PROBLEM TO WORK ON: Extract the lines that hold the string "JSON".

__________

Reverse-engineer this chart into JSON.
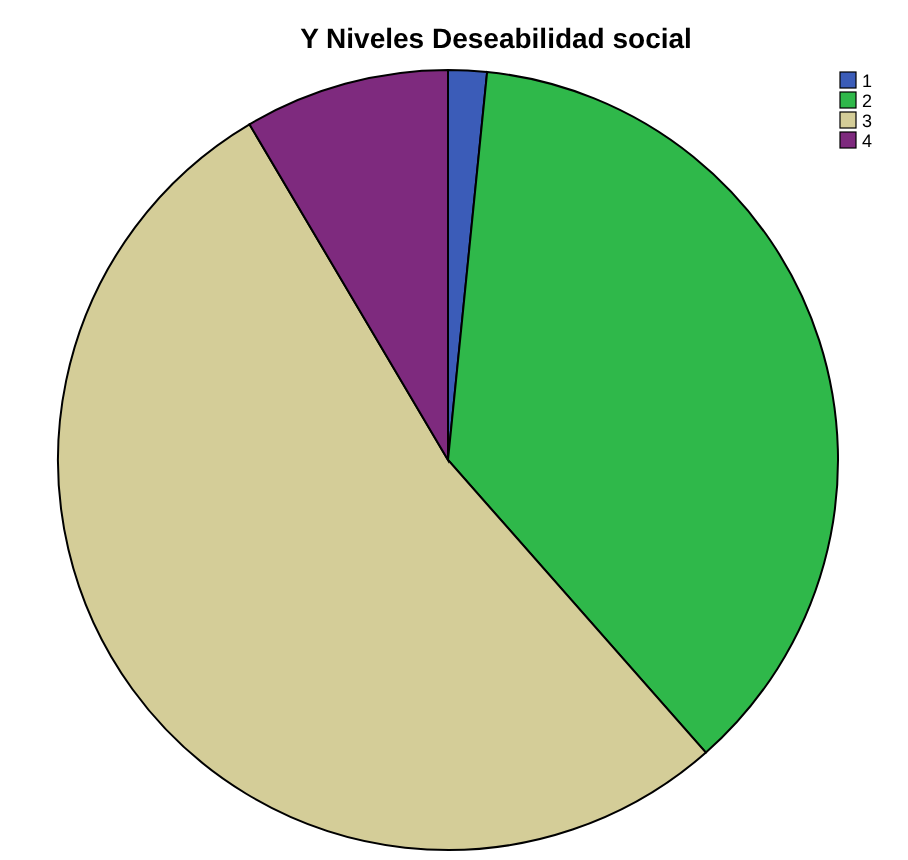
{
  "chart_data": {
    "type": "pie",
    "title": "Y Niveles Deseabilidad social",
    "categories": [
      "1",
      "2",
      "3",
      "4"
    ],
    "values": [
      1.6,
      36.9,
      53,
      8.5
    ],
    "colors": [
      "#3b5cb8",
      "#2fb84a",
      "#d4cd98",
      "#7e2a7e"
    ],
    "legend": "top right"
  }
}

__________

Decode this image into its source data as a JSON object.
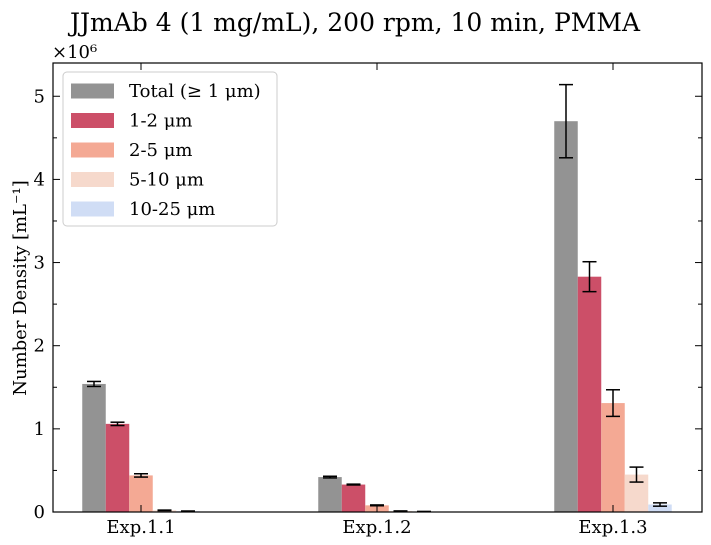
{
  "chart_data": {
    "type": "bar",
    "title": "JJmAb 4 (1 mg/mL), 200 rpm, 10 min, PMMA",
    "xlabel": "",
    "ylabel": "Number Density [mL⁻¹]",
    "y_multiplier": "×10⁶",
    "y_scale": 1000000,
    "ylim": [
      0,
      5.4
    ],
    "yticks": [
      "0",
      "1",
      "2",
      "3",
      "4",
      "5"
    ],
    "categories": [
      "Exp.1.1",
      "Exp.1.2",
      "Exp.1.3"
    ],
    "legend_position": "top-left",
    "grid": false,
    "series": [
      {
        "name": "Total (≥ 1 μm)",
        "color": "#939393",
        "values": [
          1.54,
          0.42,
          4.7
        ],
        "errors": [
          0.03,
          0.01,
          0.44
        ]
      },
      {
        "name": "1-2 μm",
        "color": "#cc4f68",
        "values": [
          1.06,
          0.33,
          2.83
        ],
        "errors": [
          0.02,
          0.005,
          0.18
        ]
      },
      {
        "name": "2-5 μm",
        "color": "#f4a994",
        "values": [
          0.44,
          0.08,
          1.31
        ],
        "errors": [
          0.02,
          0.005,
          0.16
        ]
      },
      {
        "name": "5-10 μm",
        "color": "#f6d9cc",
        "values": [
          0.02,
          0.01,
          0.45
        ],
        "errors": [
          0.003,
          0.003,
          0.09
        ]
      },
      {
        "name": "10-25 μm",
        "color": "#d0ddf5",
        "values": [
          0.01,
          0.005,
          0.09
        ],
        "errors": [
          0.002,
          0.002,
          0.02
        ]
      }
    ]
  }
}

__________

EXERCISE RESULT:
Reverse-engineer this chart into JSON.
Decode this image into its source data as a JSON object.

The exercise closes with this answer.